**EXERCISE**
Copy out all the entries word for word.

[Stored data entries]
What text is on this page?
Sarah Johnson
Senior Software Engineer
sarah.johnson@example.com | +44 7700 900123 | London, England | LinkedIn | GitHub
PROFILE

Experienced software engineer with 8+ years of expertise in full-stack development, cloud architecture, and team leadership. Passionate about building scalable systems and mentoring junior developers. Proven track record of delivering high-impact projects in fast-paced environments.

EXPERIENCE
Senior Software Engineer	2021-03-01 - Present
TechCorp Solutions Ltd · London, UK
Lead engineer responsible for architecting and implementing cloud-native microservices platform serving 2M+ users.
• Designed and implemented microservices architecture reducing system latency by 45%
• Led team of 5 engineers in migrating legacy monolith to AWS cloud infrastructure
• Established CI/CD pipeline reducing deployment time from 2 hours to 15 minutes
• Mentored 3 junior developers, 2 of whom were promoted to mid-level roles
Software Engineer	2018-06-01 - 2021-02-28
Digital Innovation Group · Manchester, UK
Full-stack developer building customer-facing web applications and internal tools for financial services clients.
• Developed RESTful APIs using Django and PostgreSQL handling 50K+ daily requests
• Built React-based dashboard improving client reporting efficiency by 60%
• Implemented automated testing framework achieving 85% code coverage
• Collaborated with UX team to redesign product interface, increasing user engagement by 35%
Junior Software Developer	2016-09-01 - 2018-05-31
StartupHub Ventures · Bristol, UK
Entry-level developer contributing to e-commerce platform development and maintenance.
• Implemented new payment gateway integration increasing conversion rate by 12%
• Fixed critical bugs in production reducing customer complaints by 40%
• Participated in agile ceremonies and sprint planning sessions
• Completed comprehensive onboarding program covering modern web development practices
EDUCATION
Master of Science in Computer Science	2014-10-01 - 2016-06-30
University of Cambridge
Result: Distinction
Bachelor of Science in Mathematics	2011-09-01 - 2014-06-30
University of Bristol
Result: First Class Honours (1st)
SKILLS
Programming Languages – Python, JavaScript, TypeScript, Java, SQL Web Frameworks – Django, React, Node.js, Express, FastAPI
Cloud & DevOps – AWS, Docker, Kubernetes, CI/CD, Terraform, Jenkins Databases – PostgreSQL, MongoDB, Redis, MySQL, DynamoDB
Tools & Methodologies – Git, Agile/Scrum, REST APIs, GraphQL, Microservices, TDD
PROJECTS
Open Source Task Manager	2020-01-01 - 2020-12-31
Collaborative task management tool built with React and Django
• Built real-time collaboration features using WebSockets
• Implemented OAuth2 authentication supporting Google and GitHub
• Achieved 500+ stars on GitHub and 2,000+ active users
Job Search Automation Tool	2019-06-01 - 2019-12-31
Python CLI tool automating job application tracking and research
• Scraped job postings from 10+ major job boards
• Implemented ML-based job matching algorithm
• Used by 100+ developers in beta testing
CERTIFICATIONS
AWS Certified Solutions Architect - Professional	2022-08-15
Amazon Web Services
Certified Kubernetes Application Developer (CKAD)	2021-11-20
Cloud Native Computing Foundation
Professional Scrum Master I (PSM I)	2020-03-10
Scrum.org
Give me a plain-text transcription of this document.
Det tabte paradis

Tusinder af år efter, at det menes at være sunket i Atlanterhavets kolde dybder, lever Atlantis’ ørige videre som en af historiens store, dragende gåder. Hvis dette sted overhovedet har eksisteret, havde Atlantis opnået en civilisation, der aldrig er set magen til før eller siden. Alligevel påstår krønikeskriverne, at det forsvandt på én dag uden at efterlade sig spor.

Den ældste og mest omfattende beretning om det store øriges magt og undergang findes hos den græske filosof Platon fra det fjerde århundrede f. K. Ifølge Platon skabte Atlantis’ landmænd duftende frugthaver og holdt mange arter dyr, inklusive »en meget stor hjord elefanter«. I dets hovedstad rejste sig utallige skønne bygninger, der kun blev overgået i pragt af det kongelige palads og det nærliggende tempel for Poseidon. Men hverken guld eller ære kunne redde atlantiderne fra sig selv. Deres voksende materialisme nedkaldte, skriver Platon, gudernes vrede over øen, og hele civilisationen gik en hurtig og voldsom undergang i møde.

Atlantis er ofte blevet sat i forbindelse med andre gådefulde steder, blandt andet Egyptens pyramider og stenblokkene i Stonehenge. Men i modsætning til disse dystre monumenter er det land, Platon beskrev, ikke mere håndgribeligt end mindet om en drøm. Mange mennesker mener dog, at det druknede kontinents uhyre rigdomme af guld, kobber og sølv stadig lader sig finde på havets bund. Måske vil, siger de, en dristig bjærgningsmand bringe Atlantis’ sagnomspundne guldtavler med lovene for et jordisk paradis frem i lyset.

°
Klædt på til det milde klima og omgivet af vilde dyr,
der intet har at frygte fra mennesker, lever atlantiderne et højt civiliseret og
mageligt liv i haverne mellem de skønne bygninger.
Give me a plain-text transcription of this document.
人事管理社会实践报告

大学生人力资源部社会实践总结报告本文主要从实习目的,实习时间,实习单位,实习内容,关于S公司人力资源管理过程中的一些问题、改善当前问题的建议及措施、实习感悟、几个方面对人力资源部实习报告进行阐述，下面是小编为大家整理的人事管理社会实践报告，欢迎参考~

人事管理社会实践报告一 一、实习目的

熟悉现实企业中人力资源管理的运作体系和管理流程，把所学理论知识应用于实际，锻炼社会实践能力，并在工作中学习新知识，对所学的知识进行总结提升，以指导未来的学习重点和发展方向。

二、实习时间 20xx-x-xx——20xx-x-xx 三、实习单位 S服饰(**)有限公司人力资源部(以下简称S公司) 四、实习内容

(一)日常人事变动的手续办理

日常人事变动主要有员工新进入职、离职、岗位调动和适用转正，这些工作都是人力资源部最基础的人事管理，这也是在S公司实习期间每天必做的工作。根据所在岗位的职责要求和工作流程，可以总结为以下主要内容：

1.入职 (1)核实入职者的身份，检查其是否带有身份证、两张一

**EXERCISE RESPONSE**
What text is on this page?
Sarah Johnson
Senior Software Engineer
sarah.johnson@example.com | +44 7700 900123 | London, England | LinkedIn | GitHub
PROFILE

Experienced software engineer with 8+ years of expertise in full-stack development, cloud architecture, and team leadership. Passionate about building scalable systems and mentoring junior developers. Proven track record of delivering high-impact projects in fast-paced environments.

EXPERIENCE
Senior Software Engineer	2021-03-01 - Present
TechCorp Solutions Ltd · London, UK
Lead engineer responsible for architecting and implementing cloud-native microservices platform serving 2M+ users.
• Designed and implemented microservices architecture reducing system latency by 45%
• Led team of 5 engineers in migrating legacy monolith to AWS cloud infrastructure
• Established CI/CD pipeline reducing deployment time from 2 hours to 15 minutes
• Mentored 3 junior developers, 2 of whom were promoted to mid-level roles
Software Engineer	2018-06-01 - 2021-02-28
Digital Innovation Group · Manchester, UK
Full-stack developer building customer-facing web applications and internal tools for financial services clients.
• Developed RESTful APIs using Django and PostgreSQL handling 50K+ daily requests
• Built React-based dashboard improving client reporting efficiency by 60%
• Implemented automated testing framework achieving 85% code coverage
• Collaborated with UX team to redesign product interface, increasing user engagement by 35%
Junior Software Developer	2016-09-01 - 2018-05-31
StartupHub Ventures · Bristol, UK
Entry-level developer contributing to e-commerce platform development and maintenance.
• Implemented new payment gateway integration increasing conversion rate by 12%
• Fixed critical bugs in production reducing customer complaints by 40%
• Participated in agile ceremonies and sprint planning sessions
• Completed comprehensive onboarding program covering modern web development practices
EDUCATION
Master of Science in Computer Science	2014-10-01 - 2016-06-30
University of Cambridge
Result: Distinction
Bachelor of Science in Mathematics	2011-09-01 - 2014-06-30
University of Bristol
Result: First Class Honours (1st)
SKILLS
Programming Languages – Python, JavaScript, TypeScript, Java, SQL Web Frameworks – Django, React, Node.js, Express, FastAPI
Cloud & DevOps – AWS, Docker, Kubernetes, CI/CD, Terraform, Jenkins Databases – PostgreSQL, MongoDB, Redis, MySQL, DynamoDB
Tools & Methodologies – Git, Agile/Scrum, REST APIs, GraphQL, Microservices, TDD
PROJECTS
Open Source Task Manager	2020-01-01 - 2020-12-31
Collaborative task management tool built with React and Django
• Built real-time collaboration features using WebSockets
• Implemented OAuth2 authentication supporting Google and GitHub
• Achieved 500+ stars on GitHub and 2,000+ active users
Job Search Automation Tool	2019-06-01 - 2019-12-31
Python CLI tool automating job application tracking and research
• Scraped job postings from 10+ major job boards
• Implemented ML-based job matching algorithm
• Used by 100+ developers in beta testing
CERTIFICATIONS
AWS Certified Solutions Architect - Professional	2022-08-15
Amazon Web Services
Certified Kubernetes Application Developer (CKAD)	2021-11-20
Cloud Native Computing Foundation
Professional Scrum Master I (PSM I)	2020-03-10
Scrum.org
Give me a plain-text transcription of this document.
Det tabte paradis

Tusinder af år efter, at det menes at være sunket i Atlanterhavets kolde dybder, lever Atlantis’ ørige videre som en af historiens store, dragende gåder. Hvis dette sted overhovedet har eksisteret, havde Atlantis opnået en civilisation, der aldrig er set magen til før eller siden. Alligevel påstår krønikeskriverne, at det forsvandt på én dag uden at efterlade sig spor.

Den ældste og mest omfattende beretning om det store øriges magt og undergang findes hos den græske filosof Platon fra det fjerde århundrede f. K. Ifølge Platon skabte Atlantis’ landmænd duftende frugthaver og holdt mange arter dyr, inklusive »en meget stor hjord elefanter«. I dets hovedstad rejste sig utallige skønne bygninger, der kun blev overgået i pragt af det kongelige palads og det nærliggende tempel for Poseidon. Men hverken guld eller ære kunne redde atlantiderne fra sig selv. Deres voksende materialisme nedkaldte, skriver Platon, gudernes vrede over øen, og hele civilisationen gik en hurtig og voldsom undergang i møde.

Atlantis er ofte blevet sat i forbindelse med andre gådefulde steder, blandt andet Egyptens pyramider og stenblokkene i Stonehenge. Men i modsætning til disse dystre monumenter er det land, Platon beskrev, ikke mere håndgribeligt end mindet om en drøm. Mange mennesker mener dog, at det druknede kontinents uhyre rigdomme af guld, kobber og sølv stadig lader sig finde på havets bund. Måske vil, siger de, en dristig bjærgningsmand bringe Atlantis’ sagnomspundne guldtavler med lovene for et jordisk paradis frem i lyset.

°
Klædt på til det milde klima og omgivet af vilde dyr,
der intet har at frygte fra mennesker, lever atlantiderne et højt civiliseret og
mageligt liv i haverne mellem de skønne bygninger.
Give me a plain-text transcription of this document.
人事管理社会实践报告

大学生人力资源部社会实践总结报告本文主要从实习目的,实习时间,实习单位,实习内容,关于S公司人力资源管理过程中的一些问题、改善当前问题的建议及措施、实习感悟、几个方面对人力资源部实习报告进行阐述，下面是小编为大家整理的人事管理社会实践报告，欢迎参考~

人事管理社会实践报告一 一、实习目的

熟悉现实企业中人力资源管理的运作体系和管理流程，把所学理论知识应用于实际，锻炼社会实践能力，并在工作中学习新知识，对所学的知识进行总结提升，以指导未来的学习重点和发展方向。

二、实习时间 20xx-x-xx——20xx-x-xx 三、实习单位 S服饰(**)有限公司人力资源部(以下简称S公司) 四、实习内容

(一)日常人事变动的手续办理

日常人事变动主要有员工新进入职、离职、岗位调动和适用转正，这些工作都是人力资源部最基础的人事管理，这也是在S公司实习期间每天必做的工作。根据所在岗位的职责要求和工作流程，可以总结为以下主要内容：

1.入职 (1)核实入职者的身份，检查其是否带有身份证、两张一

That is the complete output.